(Extracted records)
═══

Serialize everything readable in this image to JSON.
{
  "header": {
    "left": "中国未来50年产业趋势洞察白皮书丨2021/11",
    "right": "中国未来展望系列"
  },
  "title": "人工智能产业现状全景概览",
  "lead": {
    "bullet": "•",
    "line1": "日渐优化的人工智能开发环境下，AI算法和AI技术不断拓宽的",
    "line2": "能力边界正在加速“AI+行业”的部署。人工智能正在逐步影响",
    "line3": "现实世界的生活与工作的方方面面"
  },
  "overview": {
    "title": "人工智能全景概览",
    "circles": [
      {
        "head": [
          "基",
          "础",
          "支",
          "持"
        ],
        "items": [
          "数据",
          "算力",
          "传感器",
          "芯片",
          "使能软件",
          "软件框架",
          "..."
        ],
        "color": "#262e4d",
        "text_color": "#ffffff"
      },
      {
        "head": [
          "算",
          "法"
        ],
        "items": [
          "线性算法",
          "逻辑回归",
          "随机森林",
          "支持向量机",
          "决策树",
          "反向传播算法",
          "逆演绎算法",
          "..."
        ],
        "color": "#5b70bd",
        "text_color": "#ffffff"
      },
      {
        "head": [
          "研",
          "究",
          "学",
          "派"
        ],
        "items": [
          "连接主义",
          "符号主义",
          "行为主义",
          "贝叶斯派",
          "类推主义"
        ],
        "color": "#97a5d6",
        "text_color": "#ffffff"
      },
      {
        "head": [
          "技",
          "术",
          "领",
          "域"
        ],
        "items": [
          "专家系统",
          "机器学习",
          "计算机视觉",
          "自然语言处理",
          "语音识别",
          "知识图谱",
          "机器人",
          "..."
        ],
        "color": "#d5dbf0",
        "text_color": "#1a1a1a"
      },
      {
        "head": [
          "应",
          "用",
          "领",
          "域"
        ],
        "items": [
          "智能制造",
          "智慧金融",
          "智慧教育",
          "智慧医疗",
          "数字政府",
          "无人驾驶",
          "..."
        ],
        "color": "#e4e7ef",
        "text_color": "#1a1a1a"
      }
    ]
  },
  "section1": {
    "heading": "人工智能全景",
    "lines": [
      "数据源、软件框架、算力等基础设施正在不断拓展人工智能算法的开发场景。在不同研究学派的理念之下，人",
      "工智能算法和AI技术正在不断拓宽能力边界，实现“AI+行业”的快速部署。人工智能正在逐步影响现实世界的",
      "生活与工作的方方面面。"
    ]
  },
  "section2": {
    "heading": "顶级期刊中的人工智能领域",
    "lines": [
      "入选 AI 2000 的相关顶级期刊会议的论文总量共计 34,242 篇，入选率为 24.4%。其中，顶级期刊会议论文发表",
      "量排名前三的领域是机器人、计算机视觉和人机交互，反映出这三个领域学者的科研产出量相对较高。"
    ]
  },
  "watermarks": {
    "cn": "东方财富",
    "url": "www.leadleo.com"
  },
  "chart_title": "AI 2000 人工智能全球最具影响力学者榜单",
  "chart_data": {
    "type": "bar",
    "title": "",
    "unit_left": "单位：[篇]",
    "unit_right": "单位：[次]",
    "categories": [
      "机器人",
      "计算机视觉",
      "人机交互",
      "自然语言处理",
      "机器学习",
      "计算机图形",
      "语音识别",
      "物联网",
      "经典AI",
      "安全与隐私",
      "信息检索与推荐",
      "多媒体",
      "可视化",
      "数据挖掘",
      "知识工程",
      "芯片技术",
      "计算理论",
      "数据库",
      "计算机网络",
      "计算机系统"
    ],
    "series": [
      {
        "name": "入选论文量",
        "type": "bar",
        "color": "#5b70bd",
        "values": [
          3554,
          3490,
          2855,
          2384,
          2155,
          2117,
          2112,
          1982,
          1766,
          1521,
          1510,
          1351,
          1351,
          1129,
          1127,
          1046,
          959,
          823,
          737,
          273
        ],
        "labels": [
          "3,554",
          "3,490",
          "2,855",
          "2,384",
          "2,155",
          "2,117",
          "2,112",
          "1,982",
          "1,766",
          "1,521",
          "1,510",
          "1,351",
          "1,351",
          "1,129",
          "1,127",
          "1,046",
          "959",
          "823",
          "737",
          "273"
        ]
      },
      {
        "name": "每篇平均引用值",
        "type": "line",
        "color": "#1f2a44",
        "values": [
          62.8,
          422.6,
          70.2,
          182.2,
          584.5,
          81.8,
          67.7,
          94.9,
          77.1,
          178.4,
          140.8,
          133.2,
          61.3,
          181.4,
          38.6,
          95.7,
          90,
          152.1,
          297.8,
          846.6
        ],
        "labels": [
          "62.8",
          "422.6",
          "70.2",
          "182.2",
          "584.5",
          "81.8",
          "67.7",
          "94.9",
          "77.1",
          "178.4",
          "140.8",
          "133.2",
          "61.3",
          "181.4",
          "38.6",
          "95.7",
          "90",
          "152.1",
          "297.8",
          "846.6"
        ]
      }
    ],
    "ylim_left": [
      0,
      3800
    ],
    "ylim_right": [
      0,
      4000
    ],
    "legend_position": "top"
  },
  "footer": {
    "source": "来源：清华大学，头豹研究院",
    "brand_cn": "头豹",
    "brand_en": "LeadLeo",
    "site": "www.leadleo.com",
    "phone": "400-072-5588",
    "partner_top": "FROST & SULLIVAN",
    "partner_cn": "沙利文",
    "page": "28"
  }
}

═══

**Direction:**
Retype the data in full and match it exactly.

**Expected answer:**
Serialize everything readable in this image to JSON.
{
  "header": {
    "left": "中国未来50年产业趋势洞察白皮书丨2021/11",
    "right": "中国未来展望系列"
  },
  "title": "人工智能产业现状全景概览",
  "lead": {
    "bullet": "•",
    "line1": "日渐优化的人工智能开发环境下，AI算法和AI技术不断拓宽的",
    "line2": "能力边界正在加速“AI+行业”的部署。人工智能正在逐步影响",
    "line3": "现实世界的生活与工作的方方面面"
  },
  "overview": {
    "title": "人工智能全景概览",
    "circles": [
      {
        "head": [
          "基",
          "础",
          "支",
          "持"
        ],
        "items": [
          "数据",
          "算力",
          "传感器",
          "芯片",
          "使能软件",
          "软件框架",
          "..."
        ],
        "color": "#262e4d",
        "text_color": "#ffffff"
      },
      {
        "head": [
          "算",
          "法"
        ],
        "items": [
          "线性算法",
          "逻辑回归",
          "随机森林",
          "支持向量机",
          "决策树",
          "反向传播算法",
          "逆演绎算法",
          "..."
        ],
        "color": "#5b70bd",
        "text_color": "#ffffff"
      },
      {
        "head": [
          "研",
          "究",
          "学",
          "派"
        ],
        "items": [
          "连接主义",
          "符号主义",
          "行为主义",
          "贝叶斯派",
          "类推主义"
        ],
        "color": "#97a5d6",
        "text_color": "#ffffff"
      },
      {
        "head": [
          "技",
          "术",
          "领",
          "域"
        ],
        "items": [
          "专家系统",
          "机器学习",
          "计算机视觉",
          "自然语言处理",
          "语音识别",
          "知识图谱",
          "机器人",
          "..."
        ],
        "color": "#d5dbf0",
        "text_color": "#1a1a1a"
      },
      {
        "head": [
          "应",
          "用",
          "领",
          "域"
        ],
        "items": [
          "智能制造",
          "智慧金融",
          "智慧教育",
          "智慧医疗",
          "数字政府",
          "无人驾驶",
          "..."
        ],
        "color": "#e4e7ef",
        "text_color": "#1a1a1a"
      }
    ]
  },
  "section1": {
    "heading": "人工智能全景",
    "lines": [
      "数据源、软件框架、算力等基础设施正在不断拓展人工智能算法的开发场景。在不同研究学派的理念之下，人",
      "工智能算法和AI技术正在不断拓宽能力边界，实现“AI+行业”的快速部署。人工智能正在逐步影响现实世界的",
      "生活与工作的方方面面。"
    ]
  },
  "section2": {
    "heading": "顶级期刊中的人工智能领域",
    "lines": [
      "入选 AI 2000 的相关顶级期刊会议的论文总量共计 34,242 篇，入选率为 24.4%。其中，顶级期刊会议论文发表",
      "量排名前三的领域是机器人、计算机视觉和人机交互，反映出这三个领域学者的科研产出量相对较高。"
    ]
  },
  "watermarks": {
    "cn": "东方财富",
    "url": "www.leadleo.com"
  },
  "chart_title": "AI 2000 人工智能全球最具影响力学者榜单",
  "chart_data": {
    "type": "bar",
    "title": "",
    "unit_left": "单位：[篇]",
    "unit_right": "单位：[次]",
    "categories": [
      "机器人",
      "计算机视觉",
      "人机交互",
      "自然语言处理",
      "机器学习",
      "计算机图形",
      "语音识别",
      "物联网",
      "经典AI",
      "安全与隐私",
      "信息检索与推荐",
      "多媒体",
      "可视化",
      "数据挖掘",
      "知识工程",
      "芯片技术",
      "计算理论",
      "数据库",
      "计算机网络",
      "计算机系统"
    ],
    "series": [
      {
        "name": "入选论文量",
        "type": "bar",
        "color": "#5b70bd",
        "values": [
          3554,
          3490,
          2855,
          2384,
          2155,
          2117,
          2112,
          1982,
          1766,
          1521,
          1510,
          1351,
          1351,
          1129,
          1127,
          1046,
          959,
          823,
          737,
          273
        ],
        "labels": [
          "3,554",
          "3,490",
          "2,855",
          "2,384",
          "2,155",
          "2,117",
          "2,112",
          "1,982",
          "1,766",
          "1,521",
          "1,510",
          "1,351",
          "1,351",
          "1,129",
          "1,127",
          "1,046",
          "959",
          "823",
          "737",
          "273"
        ]
      },
      {
        "name": "每篇平均引用值",
        "type": "line",
        "color": "#1f2a44",
        "values": [
          62.8,
          422.6,
          70.2,
          182.2,
          584.5,
          81.8,
          67.7,
          94.9,
          77.1,
          178.4,
          140.8,
          133.2,
          61.3,
          181.4,
          38.6,
          95.7,
          90,
          152.1,
          297.8,
          846.6
        ],
        "labels": [
          "62.8",
          "422.6",
          "70.2",
          "182.2",
          "584.5",
          "81.8",
          "67.7",
          "94.9",
          "77.1",
          "178.4",
          "140.8",
          "133.2",
          "61.3",
          "181.4",
          "38.6",
          "95.7",
          "90",
          "152.1",
          "297.8",
          "846.6"
        ]
      }
    ],
    "ylim_left": [
      0,
      3800
    ],
    "ylim_right": [
      0,
      4000
    ],
    "legend_position": "top"
  },
  "footer": {
    "source": "来源：清华大学，头豹研究院",
    "brand_cn": "头豹",
    "brand_en": "LeadLeo",
    "site": "www.leadleo.com",
    "phone": "400-072-5588",
    "partner_top": "FROST & SULLIVAN",
    "partner_cn": "沙利文",
    "page": "28"
  }
}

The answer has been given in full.